-- WORK TO DO --
Locate and copy all lines bearing the word "egyes".

+++

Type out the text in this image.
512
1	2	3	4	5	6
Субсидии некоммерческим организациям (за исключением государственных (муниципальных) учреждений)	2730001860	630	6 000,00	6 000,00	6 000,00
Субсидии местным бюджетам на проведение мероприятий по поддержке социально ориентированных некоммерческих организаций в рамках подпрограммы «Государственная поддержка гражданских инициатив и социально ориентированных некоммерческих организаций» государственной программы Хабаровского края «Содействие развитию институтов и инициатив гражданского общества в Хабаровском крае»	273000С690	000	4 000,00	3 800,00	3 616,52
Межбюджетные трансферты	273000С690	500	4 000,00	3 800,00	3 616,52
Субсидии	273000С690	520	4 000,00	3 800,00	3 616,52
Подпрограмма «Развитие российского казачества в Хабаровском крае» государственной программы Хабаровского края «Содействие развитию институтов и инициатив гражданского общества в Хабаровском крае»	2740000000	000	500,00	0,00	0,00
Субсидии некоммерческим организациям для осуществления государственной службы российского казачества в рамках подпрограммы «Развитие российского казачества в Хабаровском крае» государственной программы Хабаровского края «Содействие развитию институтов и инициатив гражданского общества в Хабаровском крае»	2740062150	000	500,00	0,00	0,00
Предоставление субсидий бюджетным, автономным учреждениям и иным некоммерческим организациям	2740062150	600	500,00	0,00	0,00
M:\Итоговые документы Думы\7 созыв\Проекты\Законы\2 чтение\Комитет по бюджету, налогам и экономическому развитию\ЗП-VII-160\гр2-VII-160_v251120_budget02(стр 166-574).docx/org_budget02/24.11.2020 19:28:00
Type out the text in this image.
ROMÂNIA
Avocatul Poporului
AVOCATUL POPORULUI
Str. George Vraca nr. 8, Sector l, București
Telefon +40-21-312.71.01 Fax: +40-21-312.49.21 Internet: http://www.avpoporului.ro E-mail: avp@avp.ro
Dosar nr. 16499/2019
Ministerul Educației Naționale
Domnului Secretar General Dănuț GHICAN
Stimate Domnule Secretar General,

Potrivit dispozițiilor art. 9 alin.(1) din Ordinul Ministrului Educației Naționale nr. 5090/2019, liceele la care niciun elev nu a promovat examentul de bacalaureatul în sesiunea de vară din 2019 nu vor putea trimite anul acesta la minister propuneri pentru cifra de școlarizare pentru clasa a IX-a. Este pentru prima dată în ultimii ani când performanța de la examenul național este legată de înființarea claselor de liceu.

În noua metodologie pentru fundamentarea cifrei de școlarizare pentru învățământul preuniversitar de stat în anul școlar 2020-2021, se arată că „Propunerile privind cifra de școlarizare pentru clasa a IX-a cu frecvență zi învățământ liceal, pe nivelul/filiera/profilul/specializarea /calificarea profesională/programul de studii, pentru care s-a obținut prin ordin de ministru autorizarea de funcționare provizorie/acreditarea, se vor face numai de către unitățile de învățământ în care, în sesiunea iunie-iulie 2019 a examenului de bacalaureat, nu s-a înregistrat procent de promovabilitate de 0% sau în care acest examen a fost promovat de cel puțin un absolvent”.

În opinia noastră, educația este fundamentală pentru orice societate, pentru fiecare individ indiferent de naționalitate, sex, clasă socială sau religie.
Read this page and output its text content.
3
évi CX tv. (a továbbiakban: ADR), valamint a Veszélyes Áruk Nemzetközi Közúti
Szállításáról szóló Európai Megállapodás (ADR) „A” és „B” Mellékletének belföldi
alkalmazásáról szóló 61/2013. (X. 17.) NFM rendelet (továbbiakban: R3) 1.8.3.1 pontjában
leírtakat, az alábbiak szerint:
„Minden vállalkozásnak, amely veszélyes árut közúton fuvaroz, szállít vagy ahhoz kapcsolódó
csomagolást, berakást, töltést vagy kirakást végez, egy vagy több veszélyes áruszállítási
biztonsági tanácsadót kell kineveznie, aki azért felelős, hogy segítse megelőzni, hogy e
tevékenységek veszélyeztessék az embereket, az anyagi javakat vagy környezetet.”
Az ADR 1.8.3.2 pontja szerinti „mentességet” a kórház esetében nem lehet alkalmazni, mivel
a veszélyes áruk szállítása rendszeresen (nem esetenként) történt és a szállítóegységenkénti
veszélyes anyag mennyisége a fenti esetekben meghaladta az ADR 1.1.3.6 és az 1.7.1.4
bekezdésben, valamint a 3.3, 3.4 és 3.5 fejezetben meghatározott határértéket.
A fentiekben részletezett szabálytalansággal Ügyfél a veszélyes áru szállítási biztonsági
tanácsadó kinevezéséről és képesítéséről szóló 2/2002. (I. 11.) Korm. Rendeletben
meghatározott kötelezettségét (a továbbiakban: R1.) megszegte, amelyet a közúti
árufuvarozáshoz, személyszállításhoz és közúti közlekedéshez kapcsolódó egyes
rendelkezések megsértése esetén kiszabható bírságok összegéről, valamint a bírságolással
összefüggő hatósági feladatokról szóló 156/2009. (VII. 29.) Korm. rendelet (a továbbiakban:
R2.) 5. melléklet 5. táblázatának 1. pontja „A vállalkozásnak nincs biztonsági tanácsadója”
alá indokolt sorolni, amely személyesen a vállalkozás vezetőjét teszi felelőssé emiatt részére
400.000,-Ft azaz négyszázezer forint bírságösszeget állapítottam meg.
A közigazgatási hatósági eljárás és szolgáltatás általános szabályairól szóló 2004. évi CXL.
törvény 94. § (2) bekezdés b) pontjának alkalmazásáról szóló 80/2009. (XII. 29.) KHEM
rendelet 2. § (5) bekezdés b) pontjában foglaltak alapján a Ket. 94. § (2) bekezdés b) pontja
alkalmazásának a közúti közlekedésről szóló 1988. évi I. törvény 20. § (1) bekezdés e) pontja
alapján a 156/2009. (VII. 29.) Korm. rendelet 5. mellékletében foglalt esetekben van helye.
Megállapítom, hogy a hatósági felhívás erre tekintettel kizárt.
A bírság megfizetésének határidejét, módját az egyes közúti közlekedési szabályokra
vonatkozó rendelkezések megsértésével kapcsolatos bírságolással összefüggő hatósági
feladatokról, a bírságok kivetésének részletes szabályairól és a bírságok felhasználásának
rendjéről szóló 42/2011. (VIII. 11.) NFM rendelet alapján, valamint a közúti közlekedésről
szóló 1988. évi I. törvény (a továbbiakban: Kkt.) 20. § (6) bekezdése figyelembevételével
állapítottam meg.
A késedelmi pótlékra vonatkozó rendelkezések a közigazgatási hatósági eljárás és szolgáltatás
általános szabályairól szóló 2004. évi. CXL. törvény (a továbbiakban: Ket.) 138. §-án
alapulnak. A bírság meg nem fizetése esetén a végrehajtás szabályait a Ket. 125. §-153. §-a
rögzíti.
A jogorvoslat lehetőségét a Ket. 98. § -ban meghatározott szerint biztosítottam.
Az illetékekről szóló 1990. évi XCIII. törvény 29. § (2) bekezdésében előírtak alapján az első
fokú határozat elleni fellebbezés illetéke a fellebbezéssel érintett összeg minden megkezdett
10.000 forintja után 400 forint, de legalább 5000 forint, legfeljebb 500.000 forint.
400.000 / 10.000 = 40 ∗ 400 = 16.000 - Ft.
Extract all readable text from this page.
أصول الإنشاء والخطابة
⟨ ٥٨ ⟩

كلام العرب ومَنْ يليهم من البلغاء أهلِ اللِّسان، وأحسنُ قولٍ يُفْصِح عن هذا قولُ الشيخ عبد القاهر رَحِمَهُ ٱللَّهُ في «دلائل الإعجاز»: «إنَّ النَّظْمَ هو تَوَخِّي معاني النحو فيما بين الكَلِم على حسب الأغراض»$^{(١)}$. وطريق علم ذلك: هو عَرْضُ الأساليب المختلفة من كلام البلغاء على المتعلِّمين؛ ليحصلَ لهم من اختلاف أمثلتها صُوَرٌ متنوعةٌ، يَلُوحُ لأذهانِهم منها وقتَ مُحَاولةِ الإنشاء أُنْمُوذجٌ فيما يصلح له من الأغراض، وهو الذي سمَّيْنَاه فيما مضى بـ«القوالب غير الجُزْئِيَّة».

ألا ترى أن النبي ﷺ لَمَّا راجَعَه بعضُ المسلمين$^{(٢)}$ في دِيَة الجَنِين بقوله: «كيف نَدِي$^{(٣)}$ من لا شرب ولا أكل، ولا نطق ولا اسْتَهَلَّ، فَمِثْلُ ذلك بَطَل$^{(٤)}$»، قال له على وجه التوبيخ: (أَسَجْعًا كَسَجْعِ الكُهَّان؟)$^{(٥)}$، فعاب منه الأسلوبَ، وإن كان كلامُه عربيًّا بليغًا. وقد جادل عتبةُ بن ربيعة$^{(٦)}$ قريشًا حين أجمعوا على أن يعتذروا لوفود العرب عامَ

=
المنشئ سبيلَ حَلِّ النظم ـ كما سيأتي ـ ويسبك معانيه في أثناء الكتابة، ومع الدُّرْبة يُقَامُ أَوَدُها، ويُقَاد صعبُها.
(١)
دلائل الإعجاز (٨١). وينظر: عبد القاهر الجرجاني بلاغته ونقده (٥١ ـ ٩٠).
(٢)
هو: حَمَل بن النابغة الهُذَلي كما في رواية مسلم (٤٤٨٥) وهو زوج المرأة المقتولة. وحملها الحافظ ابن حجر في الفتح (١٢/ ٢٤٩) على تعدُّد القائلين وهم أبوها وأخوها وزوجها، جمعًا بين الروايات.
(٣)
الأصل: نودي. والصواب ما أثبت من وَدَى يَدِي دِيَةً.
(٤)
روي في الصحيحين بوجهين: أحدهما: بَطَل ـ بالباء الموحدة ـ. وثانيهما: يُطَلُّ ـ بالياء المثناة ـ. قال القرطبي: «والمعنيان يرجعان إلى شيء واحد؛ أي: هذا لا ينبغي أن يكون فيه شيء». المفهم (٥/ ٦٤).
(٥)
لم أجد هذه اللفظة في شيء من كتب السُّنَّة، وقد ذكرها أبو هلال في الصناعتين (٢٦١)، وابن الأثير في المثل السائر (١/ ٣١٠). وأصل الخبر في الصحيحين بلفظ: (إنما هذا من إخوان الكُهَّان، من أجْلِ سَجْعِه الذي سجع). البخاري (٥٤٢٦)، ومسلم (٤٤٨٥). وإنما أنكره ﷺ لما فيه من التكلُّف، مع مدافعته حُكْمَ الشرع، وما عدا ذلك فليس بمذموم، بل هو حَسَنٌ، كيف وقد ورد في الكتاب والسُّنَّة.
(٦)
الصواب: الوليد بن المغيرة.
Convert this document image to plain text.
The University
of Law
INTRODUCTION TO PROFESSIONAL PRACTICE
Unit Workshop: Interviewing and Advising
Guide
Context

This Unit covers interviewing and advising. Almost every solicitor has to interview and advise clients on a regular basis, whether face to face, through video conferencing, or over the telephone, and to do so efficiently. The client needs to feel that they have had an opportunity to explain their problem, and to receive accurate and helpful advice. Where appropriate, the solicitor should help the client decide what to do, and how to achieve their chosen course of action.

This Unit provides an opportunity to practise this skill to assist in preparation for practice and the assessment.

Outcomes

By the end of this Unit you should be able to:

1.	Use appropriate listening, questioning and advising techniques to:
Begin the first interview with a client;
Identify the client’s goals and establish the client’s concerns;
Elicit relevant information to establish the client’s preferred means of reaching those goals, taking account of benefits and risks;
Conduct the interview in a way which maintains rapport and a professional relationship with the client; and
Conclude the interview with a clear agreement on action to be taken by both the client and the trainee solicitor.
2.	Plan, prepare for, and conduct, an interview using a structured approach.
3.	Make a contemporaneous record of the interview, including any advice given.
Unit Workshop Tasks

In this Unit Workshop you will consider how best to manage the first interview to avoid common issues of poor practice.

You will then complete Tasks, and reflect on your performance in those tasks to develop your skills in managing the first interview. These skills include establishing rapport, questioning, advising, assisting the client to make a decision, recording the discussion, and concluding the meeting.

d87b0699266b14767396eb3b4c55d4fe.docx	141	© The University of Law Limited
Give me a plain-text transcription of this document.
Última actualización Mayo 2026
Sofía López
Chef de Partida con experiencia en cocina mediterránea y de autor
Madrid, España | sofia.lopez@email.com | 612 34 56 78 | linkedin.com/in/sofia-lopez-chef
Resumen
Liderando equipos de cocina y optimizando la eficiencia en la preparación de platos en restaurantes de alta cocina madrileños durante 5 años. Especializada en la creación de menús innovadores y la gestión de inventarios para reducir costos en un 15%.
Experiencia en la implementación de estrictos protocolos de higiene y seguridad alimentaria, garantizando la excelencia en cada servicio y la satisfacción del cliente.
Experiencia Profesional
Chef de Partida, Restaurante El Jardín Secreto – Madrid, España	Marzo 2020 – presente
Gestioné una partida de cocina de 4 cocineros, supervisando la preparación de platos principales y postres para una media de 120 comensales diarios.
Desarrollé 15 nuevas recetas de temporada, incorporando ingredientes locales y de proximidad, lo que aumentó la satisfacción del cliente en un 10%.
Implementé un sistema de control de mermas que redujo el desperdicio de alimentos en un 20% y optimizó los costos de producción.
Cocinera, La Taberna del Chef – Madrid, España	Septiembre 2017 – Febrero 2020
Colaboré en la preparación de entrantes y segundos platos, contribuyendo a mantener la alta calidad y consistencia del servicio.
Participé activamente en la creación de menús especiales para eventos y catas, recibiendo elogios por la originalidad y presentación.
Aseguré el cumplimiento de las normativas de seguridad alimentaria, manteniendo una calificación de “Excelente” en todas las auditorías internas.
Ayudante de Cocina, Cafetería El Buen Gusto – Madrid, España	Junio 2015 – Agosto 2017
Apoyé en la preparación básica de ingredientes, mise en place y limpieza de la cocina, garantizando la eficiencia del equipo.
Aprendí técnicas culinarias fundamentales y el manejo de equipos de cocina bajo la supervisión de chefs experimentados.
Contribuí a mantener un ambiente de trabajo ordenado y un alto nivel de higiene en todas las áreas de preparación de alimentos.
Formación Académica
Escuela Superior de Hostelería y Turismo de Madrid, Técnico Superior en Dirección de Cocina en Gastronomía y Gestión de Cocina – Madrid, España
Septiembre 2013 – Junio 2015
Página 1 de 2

+++

-- EXPECTED ANSWER --
árufuvarozáshoz, személyszállításhoz és közúti közlekedéshez kapcsolódó egyes
A bírság megfizetésének határidejét, módját az egyes közúti közlekedési szabályokra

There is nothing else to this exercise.